* Data entries
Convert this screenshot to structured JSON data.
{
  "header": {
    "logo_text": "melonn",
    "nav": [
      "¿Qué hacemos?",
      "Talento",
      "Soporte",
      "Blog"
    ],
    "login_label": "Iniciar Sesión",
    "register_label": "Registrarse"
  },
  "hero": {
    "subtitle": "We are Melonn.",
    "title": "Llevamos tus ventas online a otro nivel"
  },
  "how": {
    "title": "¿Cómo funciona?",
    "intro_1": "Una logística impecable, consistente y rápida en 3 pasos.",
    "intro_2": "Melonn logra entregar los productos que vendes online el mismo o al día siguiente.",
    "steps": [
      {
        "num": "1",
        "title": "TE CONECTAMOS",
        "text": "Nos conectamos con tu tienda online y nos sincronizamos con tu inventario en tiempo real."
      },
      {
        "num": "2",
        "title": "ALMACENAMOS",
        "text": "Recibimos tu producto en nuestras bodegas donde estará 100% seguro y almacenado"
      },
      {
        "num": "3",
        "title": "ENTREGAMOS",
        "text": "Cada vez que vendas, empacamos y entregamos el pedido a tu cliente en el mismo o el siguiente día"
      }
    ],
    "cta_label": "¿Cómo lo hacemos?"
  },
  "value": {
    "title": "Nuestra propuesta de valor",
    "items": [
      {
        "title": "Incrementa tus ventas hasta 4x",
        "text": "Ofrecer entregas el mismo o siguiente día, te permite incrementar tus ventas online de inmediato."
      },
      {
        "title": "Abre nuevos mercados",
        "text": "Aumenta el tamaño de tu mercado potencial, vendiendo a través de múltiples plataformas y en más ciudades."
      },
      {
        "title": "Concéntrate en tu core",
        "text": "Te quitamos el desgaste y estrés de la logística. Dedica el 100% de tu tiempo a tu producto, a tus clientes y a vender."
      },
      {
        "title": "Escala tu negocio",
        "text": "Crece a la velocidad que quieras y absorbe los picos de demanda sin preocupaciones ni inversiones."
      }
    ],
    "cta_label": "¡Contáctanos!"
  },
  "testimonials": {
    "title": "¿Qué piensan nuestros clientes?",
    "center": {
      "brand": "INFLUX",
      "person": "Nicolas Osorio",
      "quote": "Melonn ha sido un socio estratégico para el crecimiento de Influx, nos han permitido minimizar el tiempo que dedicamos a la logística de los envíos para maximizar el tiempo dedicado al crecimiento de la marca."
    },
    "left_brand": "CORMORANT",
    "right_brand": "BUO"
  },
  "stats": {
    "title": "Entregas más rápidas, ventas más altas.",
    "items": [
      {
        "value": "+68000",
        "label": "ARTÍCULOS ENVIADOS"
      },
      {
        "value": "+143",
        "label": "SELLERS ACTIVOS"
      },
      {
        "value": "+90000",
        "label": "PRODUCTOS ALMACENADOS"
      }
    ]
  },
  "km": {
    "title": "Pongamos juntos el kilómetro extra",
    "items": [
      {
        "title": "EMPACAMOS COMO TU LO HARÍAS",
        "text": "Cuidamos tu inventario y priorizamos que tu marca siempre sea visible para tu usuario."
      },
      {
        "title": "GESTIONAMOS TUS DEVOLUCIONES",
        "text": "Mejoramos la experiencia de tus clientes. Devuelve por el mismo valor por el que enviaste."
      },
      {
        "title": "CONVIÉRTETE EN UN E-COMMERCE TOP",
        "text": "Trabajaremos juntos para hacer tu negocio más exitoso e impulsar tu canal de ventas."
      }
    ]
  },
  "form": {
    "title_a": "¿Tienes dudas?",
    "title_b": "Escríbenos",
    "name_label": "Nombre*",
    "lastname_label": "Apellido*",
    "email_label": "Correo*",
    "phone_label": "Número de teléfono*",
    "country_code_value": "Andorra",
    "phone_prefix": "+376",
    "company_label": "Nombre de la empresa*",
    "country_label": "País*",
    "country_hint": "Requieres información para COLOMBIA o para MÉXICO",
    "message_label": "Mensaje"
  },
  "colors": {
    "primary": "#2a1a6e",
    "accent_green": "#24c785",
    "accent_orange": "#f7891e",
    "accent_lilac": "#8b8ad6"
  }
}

* Requirement
Extract all lines that hold the word "logística".

* Answer for this exercise
    "intro_1": "Una logística impecable, consistente y rápida en 3 pasos.",
        "text": "Te quitamos el desgaste y estrés de la logística. Dedica el 100% de tu tiempo a tu producto, a tus clientes y a vender."
      "quote": "Melonn ha sido un socio estratégico para el crecimiento de Influx, nos han permitido minimizar el tiempo que dedicamos a la logística de los envíos para maximizar el tiempo dedicado al crecimiento de la marca."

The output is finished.